Selected excerpt>
========================

Wood Boulden, also known as Wood Bouldin, (January 20, 1811 – October 10, 1876) was a Virginia lawyer, plantation owner and politician.  He served as a justice of the Supreme Court of Virginia from 1872 to 1876.

Early and family life
Born in Charlotte County, Virginia to the former Ann Lewis and her husband, Congressman Thomas Bouldin(1781-1834), he was named for his grandfather Wood Bouldin, who had married Joanna, the aunt of U.S. President John Tyler. Thus among the First Families of Virginia even in his early youth, Bouldin was sent to Richmond to receive a private education from Mr. Turner. He then was sent to  Bedford County, Virginia to attend the New London Academy conducted by Rev. Nicholas H. Cobbs, later the bishop of Alabama. After teaching school for a year, Bouldin moved to Halifax County, Virginia and studied law under William Leigh.

He married Maria Louisa Barksdale on December 22, 1837 in Charlotte County, and they had a son, Wood Bouldin (1838-1911). After her death he married Martha Baldwin Daniel (1819-), sister of judge William Daniel of Lynchburg, who would bear daughters Elvina, Martha, Ann, Alice and Virginia, as well as sons Charles Ellett, Briscoe Baldwin and Frank Deane Bouldin.

Career
After admission to the Virginia Bar, Bouldin moved to Charlotte Courthouse to begin practice, but discovered the estate of his father was greatly embarrassed. In 1840, his household of four white males (including his brothers William and Thomas and one boy) also included 13 slaves. Seeking a larger practice, Bouldin moved to Richmond in 1842 and entered a law partnership with Robert Stanard, who soon became a Judge of the Court of Appeals.

In 1853 Bouldin purchased a plantation on Staunton River formerly owned by John Randolph of Roanoke as well as practiced law in Charlotte, Halifax and Mecklenburg Counties. By 1860, Bouldin owned more than 69 enslaved people in Charlotte County.

American Civil War

Elected to the Virginia Secession Convention of 1861, Boulden favored secession on the second vote, which resolution passed. His son Wood Bouldin, a recent University of Virginia graduate, would suspend their legal partnership in order to become a Confederate artillery lieutenant with the Staunton Hill artillery throughout the war.

========================

Provided material>
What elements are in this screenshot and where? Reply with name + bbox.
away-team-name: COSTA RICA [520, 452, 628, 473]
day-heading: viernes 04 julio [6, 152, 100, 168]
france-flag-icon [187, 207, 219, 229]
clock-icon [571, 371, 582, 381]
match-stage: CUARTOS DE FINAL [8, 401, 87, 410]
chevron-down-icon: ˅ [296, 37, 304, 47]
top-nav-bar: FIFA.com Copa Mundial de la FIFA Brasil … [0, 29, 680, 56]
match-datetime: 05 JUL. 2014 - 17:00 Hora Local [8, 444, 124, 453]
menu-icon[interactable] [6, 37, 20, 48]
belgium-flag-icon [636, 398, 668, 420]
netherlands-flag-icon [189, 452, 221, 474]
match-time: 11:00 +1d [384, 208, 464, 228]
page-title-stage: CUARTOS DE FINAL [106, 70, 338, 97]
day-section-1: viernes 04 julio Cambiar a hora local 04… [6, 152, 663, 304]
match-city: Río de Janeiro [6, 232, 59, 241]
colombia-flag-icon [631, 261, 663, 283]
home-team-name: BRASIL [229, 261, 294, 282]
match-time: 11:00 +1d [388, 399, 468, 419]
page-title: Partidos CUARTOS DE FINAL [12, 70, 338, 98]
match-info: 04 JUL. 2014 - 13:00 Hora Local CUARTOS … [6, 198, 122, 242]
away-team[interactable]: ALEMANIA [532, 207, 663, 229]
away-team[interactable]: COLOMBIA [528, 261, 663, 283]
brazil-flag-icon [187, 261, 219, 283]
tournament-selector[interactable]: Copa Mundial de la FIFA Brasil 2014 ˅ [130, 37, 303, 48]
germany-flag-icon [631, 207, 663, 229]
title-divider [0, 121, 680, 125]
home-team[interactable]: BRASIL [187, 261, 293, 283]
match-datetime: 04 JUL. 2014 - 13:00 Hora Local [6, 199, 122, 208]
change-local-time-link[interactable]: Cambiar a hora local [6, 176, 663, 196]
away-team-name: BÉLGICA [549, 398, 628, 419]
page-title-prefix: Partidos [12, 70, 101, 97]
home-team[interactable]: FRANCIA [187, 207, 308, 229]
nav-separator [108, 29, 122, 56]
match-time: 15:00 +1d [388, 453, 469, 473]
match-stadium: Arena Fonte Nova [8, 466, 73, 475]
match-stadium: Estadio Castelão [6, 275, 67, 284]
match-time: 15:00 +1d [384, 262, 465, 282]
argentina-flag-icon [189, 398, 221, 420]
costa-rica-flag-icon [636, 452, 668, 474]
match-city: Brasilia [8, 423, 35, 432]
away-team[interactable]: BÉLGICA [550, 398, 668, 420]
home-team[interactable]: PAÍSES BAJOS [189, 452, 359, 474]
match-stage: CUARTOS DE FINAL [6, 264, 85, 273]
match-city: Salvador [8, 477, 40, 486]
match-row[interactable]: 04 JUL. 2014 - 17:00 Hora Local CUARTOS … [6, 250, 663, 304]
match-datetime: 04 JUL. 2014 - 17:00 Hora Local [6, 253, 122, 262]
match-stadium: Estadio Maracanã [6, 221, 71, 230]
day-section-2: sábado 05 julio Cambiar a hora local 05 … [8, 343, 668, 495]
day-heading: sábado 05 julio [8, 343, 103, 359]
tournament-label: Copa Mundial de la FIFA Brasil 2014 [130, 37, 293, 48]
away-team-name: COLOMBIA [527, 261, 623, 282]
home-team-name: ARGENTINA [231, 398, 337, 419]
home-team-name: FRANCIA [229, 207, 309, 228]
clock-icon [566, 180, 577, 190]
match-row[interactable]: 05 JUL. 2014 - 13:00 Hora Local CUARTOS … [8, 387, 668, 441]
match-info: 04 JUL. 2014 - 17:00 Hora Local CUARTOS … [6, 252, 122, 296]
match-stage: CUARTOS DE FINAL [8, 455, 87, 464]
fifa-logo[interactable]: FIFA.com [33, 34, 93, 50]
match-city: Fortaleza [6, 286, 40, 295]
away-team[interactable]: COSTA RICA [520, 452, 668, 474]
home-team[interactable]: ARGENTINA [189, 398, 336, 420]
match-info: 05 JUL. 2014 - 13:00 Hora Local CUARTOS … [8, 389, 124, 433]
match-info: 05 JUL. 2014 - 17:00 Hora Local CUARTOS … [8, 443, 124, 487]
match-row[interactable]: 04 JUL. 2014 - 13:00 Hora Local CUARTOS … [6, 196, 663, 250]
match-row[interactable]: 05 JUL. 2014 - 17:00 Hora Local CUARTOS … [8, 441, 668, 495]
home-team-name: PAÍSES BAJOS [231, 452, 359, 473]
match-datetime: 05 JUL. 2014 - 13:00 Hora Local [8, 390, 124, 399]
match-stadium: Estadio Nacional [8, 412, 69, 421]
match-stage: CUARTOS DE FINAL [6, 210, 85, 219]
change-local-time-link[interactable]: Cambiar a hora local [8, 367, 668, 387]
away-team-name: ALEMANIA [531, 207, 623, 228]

========================

Task set>
- A) Retype the passage of the Wood Bouldin biography from "Elected to the" to "throughout the war." without any changes.
- B) Using the Wood Bouldin biography, answer these questions:
(i) Who conducted the New London Academy that Bouldin attended?
(ii) In what year did Bouldin move to Richmond and form a law partnership with Robert Stanard?
(iii) With which artillery unit did his son Wood Bouldin serve during the war?

Solution list>
- A)
Elected to the Virginia Secession Convention of 1861, Boulden favored secession on the second vote, which resolution passed. His son Wood Bouldin, a recent University of Virginia graduate, would suspend their legal partnership in order to become a Confederate artillery lieutenant with the Staunton Hill artillery throughout the war.

- B)
(i) Rev. Nicholas H. Cobbs
(ii) 1842
(iii) The Staunton Hill artillery